OBJECTIVE -> Each entry that follows is to be retyped exactly. Pictures do not belong in the copy.

INPUT DATA ->
>>
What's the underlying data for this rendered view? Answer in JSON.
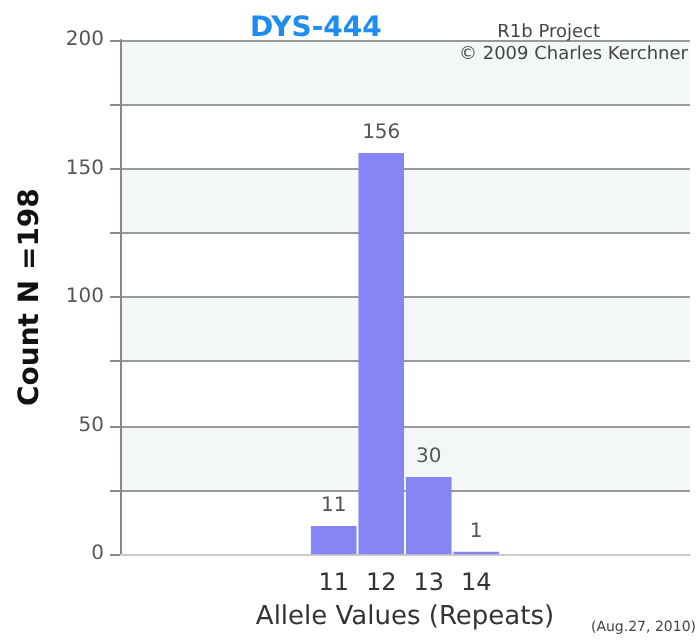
{
  "chart_data": {
    "type": "bar",
    "title": "DYS-444",
    "xlabel": "Allele Values (Repeats)",
    "ylabel": "Count N =198",
    "categories": [
      null,
      null,
      null,
      null,
      "11",
      "12",
      "13",
      "14",
      null,
      null,
      null,
      null
    ],
    "values": [
      null,
      null,
      null,
      null,
      11,
      156,
      30,
      1,
      null,
      null,
      null,
      null
    ],
    "color": "#8585f5",
    "data_labels": true,
    "grid": "y",
    "ylim": [
      0,
      200
    ],
    "yticks": [
      0,
      {
        "value": 25,
        "label": null
      },
      50,
      {
        "value": 75,
        "label": null
      },
      100,
      {
        "value": 125,
        "label": null
      },
      150,
      {
        "value": 175,
        "label": null
      },
      200
    ],
    "annotations": [
      "R1b Project",
      "© 2009 Charles Kerchner",
      "(Aug.27, 2010)"
    ]
  }
}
<<
RIGHT ANSWER ->
What's the underlying data for this rendered view? Answer in JSON.
{
  "chart_data": {
    "type": "bar",
    "title": "DYS-444",
    "xlabel": "Allele Values (Repeats)",
    "ylabel": "Count N =198",
    "categories": [
      null,
      null,
      null,
      null,
      "11",
      "12",
      "13",
      "14",
      null,
      null,
      null,
      null
    ],
    "values": [
      null,
      null,
      null,
      null,
      11,
      156,
      30,
      1,
      null,
      null,
      null,
      null
    ],
    "color": "#8585f5",
    "data_labels": true,
    "grid": "y",
    "ylim": [
      0,
      200
    ],
    "yticks": [
      0,
      {
        "value": 25,
        "label": null
      },
      50,
      {
        "value": 75,
        "label": null
      },
      100,
      {
        "value": 125,
        "label": null
      },
      150,
      {
        "value": 175,
        "label": null
      },
      200
    ],
    "annotations": [
      "R1b Project",
      "© 2009 Charles Kerchner",
      "(Aug.27, 2010)"
    ]
  }
}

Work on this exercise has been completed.